__TASK REQUIREMENTS__.
a) Answer these questions about the CMake post:
(i) Which two compiler flags does the author say they are a big fan of using?
(ii) Which two CMake modules does the post say have swept the scene over the last couple years?
(iii) What single word does the post say to add to the FetchContent_Declare statement?
b) Output the stretch of the CMake post from "This is where" through "be avoided though!", character for character.
c) Pick up the CMake post after its final line and carry the text on from there.

Posted on 2024.07.15

I belong to the tribe of people who think that CMake is a pretty good tool. I do find myself needing to struggle due to the sheer amount of parallel API’s. One of these struggles i’ve gone through lately was when i finally got to setup clang-tidy.

Having static-analyzation is great - it catches many semantic issues before the build is done and keeps your from some regressions. I’m also a big fan of using -Werror and -pedantic to keep myself from checking in incorrect or failing commits.

This is where CMake comes back to play: Over the last couple years two modules have swept the scene and support most to all needs you will have with your dependencies: FetchContent and ExternalProject.

Both include your dependencies in a way similar to add_subdirectory and thus declare them as techhnically your code. This can get extremely annoying with aforementioned settings as you are not at the hands of the original developers to not break your rule-chains.

This can be avoided though!

CMake uses a nifty little feature called SYSTEM_INCLUDE_DIRECTORIES that are being handled slightly different to the normal kind of include directories we know. CMake assumes these are provided by the system - thus not really of it’s concern in terms of formatting/static-analyzing. We as developers can tell CMake to add a target’s include directories to this list so that we can keep ignoring those upstream warnings.

FetchContent

If you use FetchContent it’s actually extremely easy. All you have to do is add SYSTEM to the Fetchconent_Declare statement. For example the popular fmt package would be declared like this:

FetchContent_Declare(fmt
  SYSTEM
  GIT_REPOSITORY https://github.com/fmtlib/fmt.git
  GIT_SHALLOW ON
  GIT_TAG master
)
FetchContent_MakeAvailable(fmt)

Records from a data source:

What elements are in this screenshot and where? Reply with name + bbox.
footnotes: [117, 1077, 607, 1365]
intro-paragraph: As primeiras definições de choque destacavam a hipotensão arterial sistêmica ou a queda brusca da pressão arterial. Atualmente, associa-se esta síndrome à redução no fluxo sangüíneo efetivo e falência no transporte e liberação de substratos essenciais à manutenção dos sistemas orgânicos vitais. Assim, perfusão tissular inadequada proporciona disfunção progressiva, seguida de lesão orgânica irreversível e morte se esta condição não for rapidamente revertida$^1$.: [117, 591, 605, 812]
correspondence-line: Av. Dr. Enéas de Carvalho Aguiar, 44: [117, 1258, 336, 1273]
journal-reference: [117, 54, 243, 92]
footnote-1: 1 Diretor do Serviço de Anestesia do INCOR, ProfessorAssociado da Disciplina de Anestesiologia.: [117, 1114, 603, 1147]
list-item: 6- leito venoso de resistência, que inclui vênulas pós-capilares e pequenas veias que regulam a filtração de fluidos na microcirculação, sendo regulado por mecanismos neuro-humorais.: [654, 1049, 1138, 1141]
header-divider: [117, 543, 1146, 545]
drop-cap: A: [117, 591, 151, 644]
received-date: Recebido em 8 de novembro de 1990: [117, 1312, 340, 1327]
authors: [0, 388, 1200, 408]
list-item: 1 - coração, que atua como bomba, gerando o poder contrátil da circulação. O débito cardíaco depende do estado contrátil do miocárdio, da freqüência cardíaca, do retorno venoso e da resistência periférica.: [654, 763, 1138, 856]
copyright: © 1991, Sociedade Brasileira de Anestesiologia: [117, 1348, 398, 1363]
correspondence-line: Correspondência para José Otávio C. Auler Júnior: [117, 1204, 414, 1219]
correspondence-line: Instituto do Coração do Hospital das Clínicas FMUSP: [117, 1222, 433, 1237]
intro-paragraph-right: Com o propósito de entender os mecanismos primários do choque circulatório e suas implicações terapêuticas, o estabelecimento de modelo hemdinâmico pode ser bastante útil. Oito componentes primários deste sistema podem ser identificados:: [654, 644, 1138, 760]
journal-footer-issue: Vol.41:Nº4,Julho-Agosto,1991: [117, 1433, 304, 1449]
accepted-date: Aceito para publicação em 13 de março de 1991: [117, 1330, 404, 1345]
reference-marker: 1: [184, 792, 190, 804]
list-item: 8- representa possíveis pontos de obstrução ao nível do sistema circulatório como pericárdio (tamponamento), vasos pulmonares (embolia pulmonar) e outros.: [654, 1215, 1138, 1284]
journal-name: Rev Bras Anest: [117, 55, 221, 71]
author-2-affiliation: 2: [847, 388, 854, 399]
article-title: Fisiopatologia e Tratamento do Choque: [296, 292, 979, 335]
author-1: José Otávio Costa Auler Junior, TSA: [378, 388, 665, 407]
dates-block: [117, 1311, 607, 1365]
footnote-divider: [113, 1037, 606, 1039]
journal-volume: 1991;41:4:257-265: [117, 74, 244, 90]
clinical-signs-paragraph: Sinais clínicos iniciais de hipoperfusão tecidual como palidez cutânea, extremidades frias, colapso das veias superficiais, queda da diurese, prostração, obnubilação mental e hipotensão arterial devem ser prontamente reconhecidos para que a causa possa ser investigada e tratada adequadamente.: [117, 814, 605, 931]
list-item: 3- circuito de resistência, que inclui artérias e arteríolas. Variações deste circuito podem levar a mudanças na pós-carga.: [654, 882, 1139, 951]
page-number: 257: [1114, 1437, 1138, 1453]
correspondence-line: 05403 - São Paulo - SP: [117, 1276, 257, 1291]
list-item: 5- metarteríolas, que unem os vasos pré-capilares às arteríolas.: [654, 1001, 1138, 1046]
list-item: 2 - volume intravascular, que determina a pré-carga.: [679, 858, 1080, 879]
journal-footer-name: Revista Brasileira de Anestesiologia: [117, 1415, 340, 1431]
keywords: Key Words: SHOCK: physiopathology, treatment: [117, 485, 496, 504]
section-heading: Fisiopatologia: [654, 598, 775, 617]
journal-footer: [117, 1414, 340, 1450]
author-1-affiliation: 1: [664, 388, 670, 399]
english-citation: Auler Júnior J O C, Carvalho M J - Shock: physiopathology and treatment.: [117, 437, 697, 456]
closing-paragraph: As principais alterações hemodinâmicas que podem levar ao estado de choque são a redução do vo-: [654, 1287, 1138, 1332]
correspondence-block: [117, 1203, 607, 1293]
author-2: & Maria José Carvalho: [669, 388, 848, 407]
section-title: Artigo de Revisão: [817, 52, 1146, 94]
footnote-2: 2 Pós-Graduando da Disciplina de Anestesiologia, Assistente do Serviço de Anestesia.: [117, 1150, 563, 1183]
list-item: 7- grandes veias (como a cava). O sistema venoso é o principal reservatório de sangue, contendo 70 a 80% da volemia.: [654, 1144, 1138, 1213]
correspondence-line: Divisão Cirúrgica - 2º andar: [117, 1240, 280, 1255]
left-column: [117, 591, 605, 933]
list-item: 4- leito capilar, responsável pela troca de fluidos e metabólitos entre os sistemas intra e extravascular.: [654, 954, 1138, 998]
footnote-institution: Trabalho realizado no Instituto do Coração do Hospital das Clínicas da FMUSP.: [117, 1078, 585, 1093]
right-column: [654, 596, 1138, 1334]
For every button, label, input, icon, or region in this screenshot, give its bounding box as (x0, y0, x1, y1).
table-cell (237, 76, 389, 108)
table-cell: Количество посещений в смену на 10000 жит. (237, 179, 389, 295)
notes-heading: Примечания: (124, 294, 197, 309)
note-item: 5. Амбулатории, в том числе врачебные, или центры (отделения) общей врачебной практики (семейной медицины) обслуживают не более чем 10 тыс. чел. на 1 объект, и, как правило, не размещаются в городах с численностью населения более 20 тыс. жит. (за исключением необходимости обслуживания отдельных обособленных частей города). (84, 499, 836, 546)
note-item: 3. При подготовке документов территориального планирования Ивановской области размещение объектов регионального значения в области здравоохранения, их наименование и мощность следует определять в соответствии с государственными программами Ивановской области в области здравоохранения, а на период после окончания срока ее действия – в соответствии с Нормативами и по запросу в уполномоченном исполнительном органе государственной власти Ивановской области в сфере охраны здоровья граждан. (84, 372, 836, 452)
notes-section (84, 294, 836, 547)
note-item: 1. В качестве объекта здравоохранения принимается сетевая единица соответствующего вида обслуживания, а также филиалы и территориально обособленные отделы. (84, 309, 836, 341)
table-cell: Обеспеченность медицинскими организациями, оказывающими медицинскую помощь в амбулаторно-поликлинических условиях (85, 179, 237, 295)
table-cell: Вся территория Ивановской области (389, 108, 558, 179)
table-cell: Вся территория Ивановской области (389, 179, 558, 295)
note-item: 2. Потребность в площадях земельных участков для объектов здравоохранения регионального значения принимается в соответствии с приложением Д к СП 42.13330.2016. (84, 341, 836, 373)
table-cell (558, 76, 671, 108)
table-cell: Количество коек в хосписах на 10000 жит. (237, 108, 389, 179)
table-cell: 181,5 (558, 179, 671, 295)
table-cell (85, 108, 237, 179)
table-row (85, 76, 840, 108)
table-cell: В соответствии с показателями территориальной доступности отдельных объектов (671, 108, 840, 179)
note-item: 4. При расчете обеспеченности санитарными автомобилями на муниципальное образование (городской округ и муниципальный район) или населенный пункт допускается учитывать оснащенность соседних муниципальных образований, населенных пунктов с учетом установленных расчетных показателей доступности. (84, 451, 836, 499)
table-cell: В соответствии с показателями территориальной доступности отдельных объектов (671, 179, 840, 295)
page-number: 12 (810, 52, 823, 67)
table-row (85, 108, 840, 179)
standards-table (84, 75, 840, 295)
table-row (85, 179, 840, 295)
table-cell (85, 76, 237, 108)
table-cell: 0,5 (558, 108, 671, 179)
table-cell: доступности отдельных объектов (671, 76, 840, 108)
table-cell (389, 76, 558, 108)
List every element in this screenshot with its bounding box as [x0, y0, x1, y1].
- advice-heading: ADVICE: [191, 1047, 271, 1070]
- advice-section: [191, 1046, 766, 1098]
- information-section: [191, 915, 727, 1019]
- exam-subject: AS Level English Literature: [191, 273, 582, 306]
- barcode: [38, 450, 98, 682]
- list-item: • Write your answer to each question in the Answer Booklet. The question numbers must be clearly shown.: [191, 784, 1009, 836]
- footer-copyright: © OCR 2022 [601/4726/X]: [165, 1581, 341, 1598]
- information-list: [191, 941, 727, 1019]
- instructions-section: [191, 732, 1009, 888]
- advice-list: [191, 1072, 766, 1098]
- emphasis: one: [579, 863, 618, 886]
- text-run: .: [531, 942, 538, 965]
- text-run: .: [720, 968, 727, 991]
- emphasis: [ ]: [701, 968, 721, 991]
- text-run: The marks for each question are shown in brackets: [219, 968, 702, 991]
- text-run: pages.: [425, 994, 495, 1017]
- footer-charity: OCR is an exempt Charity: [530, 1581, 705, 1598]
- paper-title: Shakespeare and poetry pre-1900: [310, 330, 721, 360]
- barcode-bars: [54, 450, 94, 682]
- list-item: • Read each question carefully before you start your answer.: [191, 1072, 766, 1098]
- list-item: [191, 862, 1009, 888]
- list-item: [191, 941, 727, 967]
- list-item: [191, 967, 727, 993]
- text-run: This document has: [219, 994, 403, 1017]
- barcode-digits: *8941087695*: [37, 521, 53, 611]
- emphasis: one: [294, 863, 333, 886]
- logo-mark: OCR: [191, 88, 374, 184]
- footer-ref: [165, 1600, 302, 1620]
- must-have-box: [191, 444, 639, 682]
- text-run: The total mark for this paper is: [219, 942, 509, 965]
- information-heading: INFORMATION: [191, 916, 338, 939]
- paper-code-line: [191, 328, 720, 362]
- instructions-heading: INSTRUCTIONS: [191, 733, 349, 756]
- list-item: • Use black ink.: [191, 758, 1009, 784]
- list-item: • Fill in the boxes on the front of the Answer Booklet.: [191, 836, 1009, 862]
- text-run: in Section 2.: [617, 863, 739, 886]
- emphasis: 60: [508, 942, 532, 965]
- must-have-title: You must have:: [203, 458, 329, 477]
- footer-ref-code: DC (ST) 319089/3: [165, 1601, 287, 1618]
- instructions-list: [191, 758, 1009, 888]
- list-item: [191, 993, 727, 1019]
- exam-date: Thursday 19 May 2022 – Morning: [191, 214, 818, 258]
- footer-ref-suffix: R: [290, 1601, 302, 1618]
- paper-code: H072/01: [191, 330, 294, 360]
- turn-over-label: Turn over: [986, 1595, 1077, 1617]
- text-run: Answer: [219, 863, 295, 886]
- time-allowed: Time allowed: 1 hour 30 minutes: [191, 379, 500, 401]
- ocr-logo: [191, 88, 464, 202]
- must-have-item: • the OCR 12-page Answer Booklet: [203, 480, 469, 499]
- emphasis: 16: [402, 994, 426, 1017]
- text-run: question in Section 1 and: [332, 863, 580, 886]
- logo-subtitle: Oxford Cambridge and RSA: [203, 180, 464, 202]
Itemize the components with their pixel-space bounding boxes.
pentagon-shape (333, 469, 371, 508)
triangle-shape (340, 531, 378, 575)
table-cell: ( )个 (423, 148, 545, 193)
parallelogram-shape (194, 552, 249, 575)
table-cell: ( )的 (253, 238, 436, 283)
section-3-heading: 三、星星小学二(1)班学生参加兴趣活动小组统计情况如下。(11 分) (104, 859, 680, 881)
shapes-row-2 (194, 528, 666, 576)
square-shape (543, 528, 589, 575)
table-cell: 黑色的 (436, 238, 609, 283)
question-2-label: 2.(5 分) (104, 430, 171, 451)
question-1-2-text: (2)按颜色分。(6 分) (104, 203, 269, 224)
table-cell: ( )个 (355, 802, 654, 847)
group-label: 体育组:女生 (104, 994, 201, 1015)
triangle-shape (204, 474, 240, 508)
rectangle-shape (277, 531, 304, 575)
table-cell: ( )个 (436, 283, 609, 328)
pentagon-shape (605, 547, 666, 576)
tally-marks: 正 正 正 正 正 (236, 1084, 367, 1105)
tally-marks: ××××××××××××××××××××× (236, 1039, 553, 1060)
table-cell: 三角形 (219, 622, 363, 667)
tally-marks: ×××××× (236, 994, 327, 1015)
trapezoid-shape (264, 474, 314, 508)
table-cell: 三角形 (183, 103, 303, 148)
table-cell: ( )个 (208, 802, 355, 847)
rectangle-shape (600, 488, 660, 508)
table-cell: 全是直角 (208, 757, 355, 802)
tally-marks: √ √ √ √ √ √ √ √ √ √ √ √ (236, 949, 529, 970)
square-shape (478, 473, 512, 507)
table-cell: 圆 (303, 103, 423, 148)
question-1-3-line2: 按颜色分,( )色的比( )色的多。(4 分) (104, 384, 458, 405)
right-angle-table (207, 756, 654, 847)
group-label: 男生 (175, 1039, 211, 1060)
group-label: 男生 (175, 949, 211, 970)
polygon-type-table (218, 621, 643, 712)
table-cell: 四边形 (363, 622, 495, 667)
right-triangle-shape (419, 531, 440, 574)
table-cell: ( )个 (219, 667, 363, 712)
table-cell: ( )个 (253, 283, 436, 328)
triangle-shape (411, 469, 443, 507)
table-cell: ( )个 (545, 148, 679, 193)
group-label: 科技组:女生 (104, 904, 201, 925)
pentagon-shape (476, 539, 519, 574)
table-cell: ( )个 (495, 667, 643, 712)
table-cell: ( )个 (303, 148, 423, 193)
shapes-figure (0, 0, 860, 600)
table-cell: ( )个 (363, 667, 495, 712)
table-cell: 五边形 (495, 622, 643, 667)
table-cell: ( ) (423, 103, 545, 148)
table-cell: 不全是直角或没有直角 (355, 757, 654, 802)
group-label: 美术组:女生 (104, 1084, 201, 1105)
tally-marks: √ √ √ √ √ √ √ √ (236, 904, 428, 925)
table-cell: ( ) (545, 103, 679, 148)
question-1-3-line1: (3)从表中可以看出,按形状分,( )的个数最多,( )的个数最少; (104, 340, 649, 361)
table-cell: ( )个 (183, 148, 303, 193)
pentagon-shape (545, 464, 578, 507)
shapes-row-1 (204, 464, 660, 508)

__WRITTEN ANSWERS__.
a)
(i) -Werror and -pedantic
(ii) FetchContent and ExternalProject
(iii) SYSTEM

b)
This is where CMake comes back to play: Over the last couple years two modules have swept the scene and support most to all needs you will have with your dependencies: FetchContent and ExternalProject.

Both include your dependencies in a way similar to add_subdirectory and thus declare them as techhnically your code. This can get extremely annoying with aforementioned settings as you are not at the hands of the original developers to not break your rule-chains.

This can be avoided though!

c)
ExternalProject

Here it gets a little harder, since ExternalProject offers quite a verbose and customizable API we need to first ExternalProject_Add our project, then retrieve the include-directories as setup by ExternalProject and overwrite the target’s properties. This can be done like this: (using libjpeg-turbo as example)

ExternalProject_Add(extern-libjpeg
    GIT_REPOSITORY "https://github.com/libjpeg-turbo/libjpeg-turbo"
    GIT_TAG "3.0.3"
    GIT_SHALLOW ON
    PREFIX ${LIBJPEG_TURBO_PREFIX}
    CMAKE_ARGS ${LIBJPEG_TURBO_CMAKE_ARGS}
    BUILD_BYYPRODUCTS ${LIBJPEG_TURBO_INSTALL_PREFIX}/lib/libjpeg.a
)
add_library(jpeg STATIC IMPORTED GLOBAL)
add_dependencies(jpeg extern-libjpeg)

set(LIBJPEG_TURBO_INCLUDE_DIRS ${LIBJPEG_TURBO_INSTALL_PREFIX}/include)
file(MAKE_DIRECTORY ${LIBJPEG_TURBO_INCLUDE_DIRS})

set_target_properties(jpeg PROPERTIES
    IMPORTED_LOCATION ${LIBJPEG_TURBO_INSTALL_PREFIX}/lib/libjpeg.a
    INTERFACE_INCLUDE_DIRECTORIES ${LIBJPEG_TURBO_INCLUDE_DIRS}
    INTERFACE_SYSTEM_INCLUDE_DIRECTORIES ${LIBJPEG_TURBO_INCLUDE_DIRS}
)

The call to file is needed since the include directory needs to exist at configuration time, so we pre-create it.